* AUFGABEN:
**A)** Schreib aus dem Text zum Frankfurter Urteil den Teil ab, der mit den Worten "Das Oberlandesgericht Frankfurt hat das" anfängt und mit "Instanz Recht gegeben." aufhört.
**B)** Gib die Zeilen der Auflistung Wort für Wort wieder, vom Anfang der Auflistung bis einschließlich der Zeile mit "minus-icon[interactable]: − [872, 649, 894, 671]".

* AUSGEWÄHLTER TEXTABSCHNITT:
Das Oberlandesgericht Frankfurt hat mit Urteil vom 21.06.2022 die Berufung der Nachranggläubiger im Streit mit der Deutsche Steuerberater-Versicherung zurückgewiesen und damit das Urteil des Landgerichts Frankfurt (Az. 3-14 O 11/20) bestätigt. Die Revision wurde vom Senat nicht zugelassen.
Das Oberlandesgericht Frankfurt hat das wegweisende Urteil (Az. 3-14 O 11/20) des Landgerichts Frankfurt vom 7. Mai 2021 bestätigt und damit der Deutsche Steuerberater-Versicherung im Umgang mit ihren Nachranggläubigern auch in zweiter Instanz Recht gegeben.
Die beklagte Pensionskasse hat im Jahr 2014 Inhaberschuldverschreibungen über insgesamt 10 Mio. Euro zu 4,375 Prozent Zins p.a. mit einer Laufzeit bis zum Jahr 2024 begeben. Im Jahr 2019 musste die Deutsche Steuerberater-Versicherung einen bilanziellen Fehlbetrag in Höhe von 140 Millionen Euro im Jahresabschluss 2018 ausgleichen und wendete hierfür eine in ihrer Satzung verankerte Sanierungsklausel an.
Um neben den Versicherten auch die Nachranggläubiger zur Sanierung heranzuziehen, verweigerte sie diesen gegenüber die Zahlung der laufenden Zinsen. Sie berief sich dabei auf die Anleihebedingungen, die ein „der Abwendung der Insolvenz dienendes Verfahren" als Nachrangfall vorsehen. Ein solches Verfahren sei die von der Pensionskasse nach ihrer Satzung eingeleitete Sanierung.

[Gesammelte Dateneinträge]
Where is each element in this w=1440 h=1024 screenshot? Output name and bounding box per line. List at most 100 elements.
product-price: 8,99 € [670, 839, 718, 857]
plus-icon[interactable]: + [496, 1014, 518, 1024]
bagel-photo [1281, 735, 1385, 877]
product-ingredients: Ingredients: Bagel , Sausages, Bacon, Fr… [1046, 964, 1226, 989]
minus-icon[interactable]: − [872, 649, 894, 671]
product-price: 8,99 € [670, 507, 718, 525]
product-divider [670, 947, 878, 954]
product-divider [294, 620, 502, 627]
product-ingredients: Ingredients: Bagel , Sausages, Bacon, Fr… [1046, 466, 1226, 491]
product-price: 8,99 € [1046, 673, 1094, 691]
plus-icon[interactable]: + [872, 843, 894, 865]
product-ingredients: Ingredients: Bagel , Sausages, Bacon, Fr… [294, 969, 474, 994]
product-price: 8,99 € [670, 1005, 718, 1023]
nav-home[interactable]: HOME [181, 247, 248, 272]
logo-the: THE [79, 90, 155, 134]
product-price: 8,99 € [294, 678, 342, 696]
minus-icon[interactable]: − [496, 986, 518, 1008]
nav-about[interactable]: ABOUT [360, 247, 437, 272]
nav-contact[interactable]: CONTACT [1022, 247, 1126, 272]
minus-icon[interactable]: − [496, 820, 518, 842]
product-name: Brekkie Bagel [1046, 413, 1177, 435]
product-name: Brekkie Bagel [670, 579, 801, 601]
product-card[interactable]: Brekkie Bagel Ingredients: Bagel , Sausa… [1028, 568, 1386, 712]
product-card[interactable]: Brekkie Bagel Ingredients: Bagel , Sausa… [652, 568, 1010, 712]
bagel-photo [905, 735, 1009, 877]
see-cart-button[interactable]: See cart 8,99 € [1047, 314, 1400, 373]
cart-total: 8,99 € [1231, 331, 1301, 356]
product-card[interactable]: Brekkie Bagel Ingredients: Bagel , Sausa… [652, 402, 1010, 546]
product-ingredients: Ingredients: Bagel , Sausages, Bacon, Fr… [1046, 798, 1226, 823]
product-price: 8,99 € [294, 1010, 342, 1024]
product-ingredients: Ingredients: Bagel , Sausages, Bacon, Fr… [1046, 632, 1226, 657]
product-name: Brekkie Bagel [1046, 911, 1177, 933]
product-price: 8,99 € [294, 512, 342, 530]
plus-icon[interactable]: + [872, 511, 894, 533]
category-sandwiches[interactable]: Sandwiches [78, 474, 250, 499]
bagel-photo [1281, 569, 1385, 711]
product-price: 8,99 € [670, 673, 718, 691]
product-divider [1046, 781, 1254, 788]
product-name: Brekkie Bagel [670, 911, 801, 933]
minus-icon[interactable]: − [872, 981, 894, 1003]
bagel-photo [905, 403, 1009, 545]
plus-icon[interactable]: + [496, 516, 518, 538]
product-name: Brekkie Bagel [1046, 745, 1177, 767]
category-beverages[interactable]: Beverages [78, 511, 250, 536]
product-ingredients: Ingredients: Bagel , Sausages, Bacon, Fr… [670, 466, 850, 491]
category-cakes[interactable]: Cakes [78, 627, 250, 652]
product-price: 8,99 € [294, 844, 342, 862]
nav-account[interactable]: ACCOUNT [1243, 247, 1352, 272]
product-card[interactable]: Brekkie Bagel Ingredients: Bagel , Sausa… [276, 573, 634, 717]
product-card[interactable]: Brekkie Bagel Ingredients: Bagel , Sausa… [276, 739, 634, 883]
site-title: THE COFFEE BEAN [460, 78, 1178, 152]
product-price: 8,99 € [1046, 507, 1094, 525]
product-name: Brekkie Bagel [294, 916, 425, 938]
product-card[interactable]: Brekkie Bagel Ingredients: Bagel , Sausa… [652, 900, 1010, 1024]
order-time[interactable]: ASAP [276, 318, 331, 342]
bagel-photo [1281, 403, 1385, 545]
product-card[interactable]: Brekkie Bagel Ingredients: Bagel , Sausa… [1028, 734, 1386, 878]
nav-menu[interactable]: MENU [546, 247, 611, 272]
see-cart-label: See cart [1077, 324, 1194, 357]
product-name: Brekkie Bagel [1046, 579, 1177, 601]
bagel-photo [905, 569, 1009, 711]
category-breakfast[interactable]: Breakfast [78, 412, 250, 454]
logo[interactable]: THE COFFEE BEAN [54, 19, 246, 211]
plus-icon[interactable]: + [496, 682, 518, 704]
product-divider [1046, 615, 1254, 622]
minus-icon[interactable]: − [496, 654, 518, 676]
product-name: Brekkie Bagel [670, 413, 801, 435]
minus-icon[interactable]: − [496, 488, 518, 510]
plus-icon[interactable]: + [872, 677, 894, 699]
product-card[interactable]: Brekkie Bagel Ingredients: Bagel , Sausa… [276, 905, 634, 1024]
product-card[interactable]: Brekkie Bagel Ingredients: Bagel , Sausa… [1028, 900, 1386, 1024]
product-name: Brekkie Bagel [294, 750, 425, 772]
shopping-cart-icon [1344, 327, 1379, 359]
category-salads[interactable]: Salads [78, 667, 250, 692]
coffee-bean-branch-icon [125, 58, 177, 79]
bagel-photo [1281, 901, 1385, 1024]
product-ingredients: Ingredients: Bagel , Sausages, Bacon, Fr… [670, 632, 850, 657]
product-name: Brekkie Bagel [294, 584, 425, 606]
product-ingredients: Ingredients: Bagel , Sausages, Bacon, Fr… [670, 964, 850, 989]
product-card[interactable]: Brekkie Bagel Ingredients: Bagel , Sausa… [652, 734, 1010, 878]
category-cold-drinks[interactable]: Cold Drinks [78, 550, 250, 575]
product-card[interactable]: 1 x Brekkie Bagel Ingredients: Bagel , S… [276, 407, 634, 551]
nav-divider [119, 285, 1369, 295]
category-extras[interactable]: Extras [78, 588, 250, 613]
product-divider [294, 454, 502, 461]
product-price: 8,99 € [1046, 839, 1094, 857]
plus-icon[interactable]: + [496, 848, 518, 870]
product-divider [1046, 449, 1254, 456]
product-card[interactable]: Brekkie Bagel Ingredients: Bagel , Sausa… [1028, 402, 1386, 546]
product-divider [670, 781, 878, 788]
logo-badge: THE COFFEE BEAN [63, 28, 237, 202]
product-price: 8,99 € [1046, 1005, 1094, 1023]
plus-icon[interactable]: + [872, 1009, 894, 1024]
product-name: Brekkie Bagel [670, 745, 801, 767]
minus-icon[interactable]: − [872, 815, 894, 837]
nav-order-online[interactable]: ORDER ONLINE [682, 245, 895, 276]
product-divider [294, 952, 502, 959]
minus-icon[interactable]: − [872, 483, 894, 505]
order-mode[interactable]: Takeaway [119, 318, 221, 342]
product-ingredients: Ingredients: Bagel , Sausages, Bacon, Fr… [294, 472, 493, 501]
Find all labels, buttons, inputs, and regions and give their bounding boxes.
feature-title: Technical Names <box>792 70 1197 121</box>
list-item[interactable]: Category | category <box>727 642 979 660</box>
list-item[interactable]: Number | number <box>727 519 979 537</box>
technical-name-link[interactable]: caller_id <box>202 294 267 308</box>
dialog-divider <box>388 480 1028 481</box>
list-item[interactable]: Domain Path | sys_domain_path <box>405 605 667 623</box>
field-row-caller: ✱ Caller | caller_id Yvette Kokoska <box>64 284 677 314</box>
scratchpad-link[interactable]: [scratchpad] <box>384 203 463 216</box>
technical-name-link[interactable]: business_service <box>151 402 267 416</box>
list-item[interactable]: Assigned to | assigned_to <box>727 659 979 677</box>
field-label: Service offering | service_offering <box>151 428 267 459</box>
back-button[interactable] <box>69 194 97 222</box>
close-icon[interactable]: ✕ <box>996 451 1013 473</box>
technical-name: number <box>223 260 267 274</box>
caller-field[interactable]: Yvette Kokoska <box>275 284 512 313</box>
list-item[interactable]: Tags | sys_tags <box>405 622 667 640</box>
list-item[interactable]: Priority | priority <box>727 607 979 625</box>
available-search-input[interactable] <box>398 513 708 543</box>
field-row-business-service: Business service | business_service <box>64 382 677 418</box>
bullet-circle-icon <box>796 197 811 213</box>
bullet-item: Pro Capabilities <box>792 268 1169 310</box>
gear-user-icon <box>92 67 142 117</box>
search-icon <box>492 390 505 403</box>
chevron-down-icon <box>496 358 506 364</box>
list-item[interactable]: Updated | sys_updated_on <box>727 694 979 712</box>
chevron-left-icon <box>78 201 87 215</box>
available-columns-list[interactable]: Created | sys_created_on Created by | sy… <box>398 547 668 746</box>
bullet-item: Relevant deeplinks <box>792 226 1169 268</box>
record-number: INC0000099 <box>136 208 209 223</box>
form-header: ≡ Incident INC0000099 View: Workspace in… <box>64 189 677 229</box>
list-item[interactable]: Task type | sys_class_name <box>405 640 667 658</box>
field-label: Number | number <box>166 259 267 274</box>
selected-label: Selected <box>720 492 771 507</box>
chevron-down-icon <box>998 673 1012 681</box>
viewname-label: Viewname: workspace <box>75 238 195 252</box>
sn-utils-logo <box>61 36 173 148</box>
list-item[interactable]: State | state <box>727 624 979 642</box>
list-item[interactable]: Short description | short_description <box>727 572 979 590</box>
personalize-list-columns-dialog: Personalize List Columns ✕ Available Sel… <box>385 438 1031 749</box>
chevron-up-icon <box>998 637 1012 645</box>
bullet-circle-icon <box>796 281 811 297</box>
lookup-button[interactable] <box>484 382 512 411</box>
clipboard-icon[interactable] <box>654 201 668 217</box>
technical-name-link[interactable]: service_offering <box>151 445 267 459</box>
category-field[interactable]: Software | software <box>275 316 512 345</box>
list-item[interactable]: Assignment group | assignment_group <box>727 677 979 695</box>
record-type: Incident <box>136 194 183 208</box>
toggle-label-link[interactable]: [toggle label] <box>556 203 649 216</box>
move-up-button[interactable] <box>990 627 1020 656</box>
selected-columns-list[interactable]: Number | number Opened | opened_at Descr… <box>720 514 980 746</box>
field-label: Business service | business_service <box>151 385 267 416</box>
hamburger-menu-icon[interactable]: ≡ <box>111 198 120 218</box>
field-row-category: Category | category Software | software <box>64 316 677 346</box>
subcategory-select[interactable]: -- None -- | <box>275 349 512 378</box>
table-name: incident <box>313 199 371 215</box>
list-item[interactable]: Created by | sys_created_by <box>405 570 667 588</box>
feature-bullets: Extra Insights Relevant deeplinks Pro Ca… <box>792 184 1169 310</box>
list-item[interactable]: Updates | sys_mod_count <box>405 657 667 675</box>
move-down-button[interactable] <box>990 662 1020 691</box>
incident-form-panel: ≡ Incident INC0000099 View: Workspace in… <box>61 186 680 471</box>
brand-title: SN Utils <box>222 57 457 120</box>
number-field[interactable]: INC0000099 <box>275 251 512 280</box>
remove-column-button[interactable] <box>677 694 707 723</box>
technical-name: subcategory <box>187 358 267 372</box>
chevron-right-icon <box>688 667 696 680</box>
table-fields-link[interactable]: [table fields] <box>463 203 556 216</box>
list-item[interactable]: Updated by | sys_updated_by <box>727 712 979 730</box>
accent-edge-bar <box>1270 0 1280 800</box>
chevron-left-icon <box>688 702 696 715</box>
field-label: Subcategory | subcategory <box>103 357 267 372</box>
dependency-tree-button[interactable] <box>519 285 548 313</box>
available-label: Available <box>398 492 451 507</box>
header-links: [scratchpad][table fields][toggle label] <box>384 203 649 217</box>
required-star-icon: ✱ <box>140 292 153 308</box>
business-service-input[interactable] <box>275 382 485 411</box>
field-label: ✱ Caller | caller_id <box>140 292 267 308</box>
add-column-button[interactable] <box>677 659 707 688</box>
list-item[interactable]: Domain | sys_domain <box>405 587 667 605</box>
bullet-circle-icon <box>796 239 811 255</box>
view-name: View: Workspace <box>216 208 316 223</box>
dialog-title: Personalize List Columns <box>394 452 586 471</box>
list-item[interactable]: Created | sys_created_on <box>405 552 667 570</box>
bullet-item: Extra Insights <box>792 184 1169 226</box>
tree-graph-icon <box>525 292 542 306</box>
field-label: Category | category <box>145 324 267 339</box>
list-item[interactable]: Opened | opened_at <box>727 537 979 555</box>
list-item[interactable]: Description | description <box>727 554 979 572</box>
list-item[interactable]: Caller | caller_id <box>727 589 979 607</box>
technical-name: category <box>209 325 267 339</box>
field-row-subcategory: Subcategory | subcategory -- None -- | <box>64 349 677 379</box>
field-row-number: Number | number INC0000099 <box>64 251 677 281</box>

* ERGEBNISSE JE AUFGABE:
**A)**
Das Oberlandesgericht Frankfurt hat das wegweisende Urteil (Az. 3-14 O 11/20) des Landgerichts Frankfurt vom 7. Mai 2021 bestätigt und damit der Deutsche Steuerberater-Versicherung im Umgang mit ihren Nachranggläubigern auch in zweiter Instanz Recht gegeben.

**B)**
Where is each element in this w=1440 h=1024 screenshot? Output name and bounding box per line. List at most 100 elements.
product-price: 8,99 € [670, 839, 718, 857]
plus-icon[interactable]: + [496, 1014, 518, 1024]
bagel-photo [1281, 735, 1385, 877]
product-ingredients: Ingredients: Bagel , Sausages, Bacon, Fr… [1046, 964, 1226, 989]
minus-icon[interactable]: − [872, 649, 894, 671]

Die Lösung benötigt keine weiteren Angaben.